▶ **YOUR TASK**
Set down every record once more, exactly as given.

▶ **INFORMATION SHOWN**
** Start **

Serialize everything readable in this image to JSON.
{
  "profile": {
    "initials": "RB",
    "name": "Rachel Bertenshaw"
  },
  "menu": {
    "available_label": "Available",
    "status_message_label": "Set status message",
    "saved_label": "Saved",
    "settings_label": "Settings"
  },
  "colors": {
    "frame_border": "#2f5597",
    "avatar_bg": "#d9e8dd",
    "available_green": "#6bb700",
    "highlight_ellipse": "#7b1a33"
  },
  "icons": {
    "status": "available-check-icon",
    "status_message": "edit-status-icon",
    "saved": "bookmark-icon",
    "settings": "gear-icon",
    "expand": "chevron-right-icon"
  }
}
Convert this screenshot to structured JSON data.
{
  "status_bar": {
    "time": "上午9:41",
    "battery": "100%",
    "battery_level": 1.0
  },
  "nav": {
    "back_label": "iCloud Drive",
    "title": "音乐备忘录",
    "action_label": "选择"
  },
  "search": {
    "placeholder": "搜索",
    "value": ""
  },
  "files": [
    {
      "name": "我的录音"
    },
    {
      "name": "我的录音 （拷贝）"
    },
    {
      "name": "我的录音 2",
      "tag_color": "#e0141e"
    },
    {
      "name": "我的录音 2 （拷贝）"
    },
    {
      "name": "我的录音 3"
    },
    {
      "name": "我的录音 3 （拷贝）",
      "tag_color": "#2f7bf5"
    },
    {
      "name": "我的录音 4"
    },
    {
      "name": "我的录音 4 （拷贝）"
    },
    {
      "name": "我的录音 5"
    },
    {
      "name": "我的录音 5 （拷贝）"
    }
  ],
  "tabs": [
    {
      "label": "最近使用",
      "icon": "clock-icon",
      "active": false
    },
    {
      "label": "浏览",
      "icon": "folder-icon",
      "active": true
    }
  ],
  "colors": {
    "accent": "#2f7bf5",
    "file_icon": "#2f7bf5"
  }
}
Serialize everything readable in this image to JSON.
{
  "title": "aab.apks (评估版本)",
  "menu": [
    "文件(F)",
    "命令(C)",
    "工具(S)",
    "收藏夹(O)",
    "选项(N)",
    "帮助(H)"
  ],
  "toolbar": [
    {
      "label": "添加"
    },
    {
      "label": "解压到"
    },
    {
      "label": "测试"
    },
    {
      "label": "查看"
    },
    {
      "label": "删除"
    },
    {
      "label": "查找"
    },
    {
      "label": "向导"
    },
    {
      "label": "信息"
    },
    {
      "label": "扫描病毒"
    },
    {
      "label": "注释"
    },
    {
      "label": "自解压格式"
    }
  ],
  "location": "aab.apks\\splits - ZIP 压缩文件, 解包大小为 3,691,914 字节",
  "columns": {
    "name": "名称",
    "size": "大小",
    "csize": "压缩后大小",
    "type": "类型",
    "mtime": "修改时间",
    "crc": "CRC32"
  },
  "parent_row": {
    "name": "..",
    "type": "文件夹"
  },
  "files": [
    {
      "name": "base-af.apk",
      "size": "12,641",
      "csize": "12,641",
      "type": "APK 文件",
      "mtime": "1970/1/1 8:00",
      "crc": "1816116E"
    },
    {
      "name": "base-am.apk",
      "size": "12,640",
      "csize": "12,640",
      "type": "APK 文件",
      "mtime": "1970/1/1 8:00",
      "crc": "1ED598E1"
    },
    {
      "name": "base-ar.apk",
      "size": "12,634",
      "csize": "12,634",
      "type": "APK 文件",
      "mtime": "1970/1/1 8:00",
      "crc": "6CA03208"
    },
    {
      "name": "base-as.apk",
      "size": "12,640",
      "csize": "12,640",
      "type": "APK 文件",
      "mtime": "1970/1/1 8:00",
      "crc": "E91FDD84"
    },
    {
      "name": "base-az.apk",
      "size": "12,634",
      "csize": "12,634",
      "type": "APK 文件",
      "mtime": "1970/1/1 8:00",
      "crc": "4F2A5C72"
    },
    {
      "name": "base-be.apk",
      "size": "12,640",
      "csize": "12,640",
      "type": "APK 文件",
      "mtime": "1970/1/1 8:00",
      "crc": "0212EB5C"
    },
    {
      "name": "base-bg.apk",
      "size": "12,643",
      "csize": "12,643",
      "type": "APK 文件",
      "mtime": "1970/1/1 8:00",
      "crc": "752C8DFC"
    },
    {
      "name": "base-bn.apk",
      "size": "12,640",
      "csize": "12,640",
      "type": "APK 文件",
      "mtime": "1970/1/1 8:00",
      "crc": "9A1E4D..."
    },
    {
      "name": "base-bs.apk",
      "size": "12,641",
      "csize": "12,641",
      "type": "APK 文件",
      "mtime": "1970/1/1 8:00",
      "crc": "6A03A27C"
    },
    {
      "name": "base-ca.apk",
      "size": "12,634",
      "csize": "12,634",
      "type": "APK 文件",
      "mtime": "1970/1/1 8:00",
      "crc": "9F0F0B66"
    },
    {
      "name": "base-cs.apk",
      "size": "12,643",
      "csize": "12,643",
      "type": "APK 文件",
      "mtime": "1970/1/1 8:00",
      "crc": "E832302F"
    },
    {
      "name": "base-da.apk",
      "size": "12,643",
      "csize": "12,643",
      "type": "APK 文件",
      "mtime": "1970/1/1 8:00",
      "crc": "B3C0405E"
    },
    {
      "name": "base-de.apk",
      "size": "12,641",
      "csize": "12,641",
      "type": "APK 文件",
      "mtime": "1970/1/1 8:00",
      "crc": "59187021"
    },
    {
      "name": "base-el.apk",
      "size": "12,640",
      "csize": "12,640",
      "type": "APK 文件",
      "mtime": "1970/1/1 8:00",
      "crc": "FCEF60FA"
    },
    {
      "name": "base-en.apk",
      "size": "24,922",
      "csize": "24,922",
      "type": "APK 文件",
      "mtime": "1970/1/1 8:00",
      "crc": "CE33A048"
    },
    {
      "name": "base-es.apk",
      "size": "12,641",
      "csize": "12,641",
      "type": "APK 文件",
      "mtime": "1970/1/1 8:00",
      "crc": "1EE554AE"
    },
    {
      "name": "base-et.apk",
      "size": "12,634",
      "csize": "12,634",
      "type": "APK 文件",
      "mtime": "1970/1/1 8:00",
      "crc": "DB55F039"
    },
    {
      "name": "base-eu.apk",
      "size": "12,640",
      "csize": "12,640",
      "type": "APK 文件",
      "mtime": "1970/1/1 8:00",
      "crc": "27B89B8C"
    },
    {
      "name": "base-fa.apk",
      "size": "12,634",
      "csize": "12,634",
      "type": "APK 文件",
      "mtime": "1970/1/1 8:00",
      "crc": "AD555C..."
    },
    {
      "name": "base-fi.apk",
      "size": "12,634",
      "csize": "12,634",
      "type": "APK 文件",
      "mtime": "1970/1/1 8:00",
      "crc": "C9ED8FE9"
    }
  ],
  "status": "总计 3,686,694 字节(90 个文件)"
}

** End **

▶ **WRITTEN REPLY**
Serialize everything readable in this image to JSON.
{
  "profile": {
    "initials": "RB",
    "name": "Rachel Bertenshaw"
  },
  "menu": {
    "available_label": "Available",
    "status_message_label": "Set status message",
    "saved_label": "Saved",
    "settings_label": "Settings"
  },
  "colors": {
    "frame_border": "#2f5597",
    "avatar_bg": "#d9e8dd",
    "available_green": "#6bb700",
    "highlight_ellipse": "#7b1a33"
  },
  "icons": {
    "status": "available-check-icon",
    "status_message": "edit-status-icon",
    "saved": "bookmark-icon",
    "settings": "gear-icon",
    "expand": "chevron-right-icon"
  }
}
Convert this screenshot to structured JSON data.
{
  "status_bar": {
    "time": "上午9:41",
    "battery": "100%",
    "battery_level": 1.0
  },
  "nav": {
    "back_label": "iCloud Drive",
    "title": "音乐备忘录",
    "action_label": "选择"
  },
  "search": {
    "placeholder": "搜索",
    "value": ""
  },
  "files": [
    {
      "name": "我的录音"
    },
    {
      "name": "我的录音 （拷贝）"
    },
    {
      "name": "我的录音 2",
      "tag_color": "#e0141e"
    },
    {
      "name": "我的录音 2 （拷贝）"
    },
    {
      "name": "我的录音 3"
    },
    {
      "name": "我的录音 3 （拷贝）",
      "tag_color": "#2f7bf5"
    },
    {
      "name": "我的录音 4"
    },
    {
      "name": "我的录音 4 （拷贝）"
    },
    {
      "name": "我的录音 5"
    },
    {
      "name": "我的录音 5 （拷贝）"
    }
  ],
  "tabs": [
    {
      "label": "最近使用",
      "icon": "clock-icon",
      "active": false
    },
    {
      "label": "浏览",
      "icon": "folder-icon",
      "active": true
    }
  ],
  "colors": {
    "accent": "#2f7bf5",
    "file_icon": "#2f7bf5"
  }
}
Serialize everything readable in this image to JSON.
{
  "title": "aab.apks (评估版本)",
  "menu": [
    "文件(F)",
    "命令(C)",
    "工具(S)",
    "收藏夹(O)",
    "选项(N)",
    "帮助(H)"
  ],
  "toolbar": [
    {
      "label": "添加"
    },
    {
      "label": "解压到"
    },
    {
      "label": "测试"
    },
    {
      "label": "查看"
    },
    {
      "label": "删除"
    },
    {
      "label": "查找"
    },
    {
      "label": "向导"
    },
    {
      "label": "信息"
    },
    {
      "label": "扫描病毒"
    },
    {
      "label": "注释"
    },
    {
      "label": "自解压格式"
    }
  ],
  "location": "aab.apks\\splits - ZIP 压缩文件, 解包大小为 3,691,914 字节",
  "columns": {
    "name": "名称",
    "size": "大小",
    "csize": "压缩后大小",
    "type": "类型",
    "mtime": "修改时间",
    "crc": "CRC32"
  },
  "parent_row": {
    "name": "..",
    "type": "文件夹"
  },
  "files": [
    {
      "name": "base-af.apk",
      "size": "12,641",
      "csize": "12,641",
      "type": "APK 文件",
      "mtime": "1970/1/1 8:00",
      "crc": "1816116E"
    },
    {
      "name": "base-am.apk",
      "size": "12,640",
      "csize": "12,640",
      "type": "APK 文件",
      "mtime": "1970/1/1 8:00",
      "crc": "1ED598E1"
    },
    {
      "name": "base-ar.apk",
      "size": "12,634",
      "csize": "12,634",
      "type": "APK 文件",
      "mtime": "1970/1/1 8:00",
      "crc": "6CA03208"
    },
    {
      "name": "base-as.apk",
      "size": "12,640",
      "csize": "12,640",
      "type": "APK 文件",
      "mtime": "1970/1/1 8:00",
      "crc": "E91FDD84"
    },
    {
      "name": "base-az.apk",
      "size": "12,634",
      "csize": "12,634",
      "type": "APK 文件",
      "mtime": "1970/1/1 8:00",
      "crc": "4F2A5C72"
    },
    {
      "name": "base-be.apk",
      "size": "12,640",
      "csize": "12,640",
      "type": "APK 文件",
      "mtime": "1970/1/1 8:00",
      "crc": "0212EB5C"
    },
    {
      "name": "base-bg.apk",
      "size": "12,643",
      "csize": "12,643",
      "type": "APK 文件",
      "mtime": "1970/1/1 8:00",
      "crc": "752C8DFC"
    },
    {
      "name": "base-bn.apk",
      "size": "12,640",
      "csize": "12,640",
      "type": "APK 文件",
      "mtime": "1970/1/1 8:00",
      "crc": "9A1E4D..."
    },
    {
      "name": "base-bs.apk",
      "size": "12,641",
      "csize": "12,641",
      "type": "APK 文件",
      "mtime": "1970/1/1 8:00",
      "crc": "6A03A27C"
    },
    {
      "name": "base-ca.apk",
      "size": "12,634",
      "csize": "12,634",
      "type": "APK 文件",
      "mtime": "1970/1/1 8:00",
      "crc": "9F0F0B66"
    },
    {
      "name": "base-cs.apk",
      "size": "12,643",
      "csize": "12,643",
      "type": "APK 文件",
      "mtime": "1970/1/1 8:00",
      "crc": "E832302F"
    },
    {
      "name": "base-da.apk",
      "size": "12,643",
      "csize": "12,643",
      "type": "APK 文件",
      "mtime": "1970/1/1 8:00",
      "crc": "B3C0405E"
    },
    {
      "name": "base-de.apk",
      "size": "12,641",
      "csize": "12,641",
      "type": "APK 文件",
      "mtime": "1970/1/1 8:00",
      "crc": "59187021"
    },
    {
      "name": "base-el.apk",
      "size": "12,640",
      "csize": "12,640",
      "type": "APK 文件",
      "mtime": "1970/1/1 8:00",
      "crc": "FCEF60FA"
    },
    {
      "name": "base-en.apk",
      "size": "24,922",
      "csize": "24,922",
      "type": "APK 文件",
      "mtime": "1970/1/1 8:00",
      "crc": "CE33A048"
    },
    {
      "name": "base-es.apk",
      "size": "12,641",
      "csize": "12,641",
      "type": "APK 文件",
      "mtime": "1970/1/1 8:00",
      "crc": "1EE554AE"
    },
    {
      "name": "base-et.apk",
      "size": "12,634",
      "csize": "12,634",
      "type": "APK 文件",
      "mtime": "1970/1/1 8:00",
      "crc": "DB55F039"
    },
    {
      "name": "base-eu.apk",
      "size": "12,640",
      "csize": "12,640",
      "type": "APK 文件",
      "mtime": "1970/1/1 8:00",
      "crc": "27B89B8C"
    },
    {
      "name": "base-fa.apk",
      "size": "12,634",
      "csize": "12,634",
      "type": "APK 文件",
      "mtime": "1970/1/1 8:00",
      "crc": "AD555C..."
    },
    {
      "name": "base-fi.apk",
      "size": "12,634",
      "csize": "12,634",
      "type": "APK 文件",
      "mtime": "1970/1/1 8:00",
      "crc": "C9ED8FE9"
    }
  ],
  "status": "总计 3,686,694 字节(90 个文件)"
}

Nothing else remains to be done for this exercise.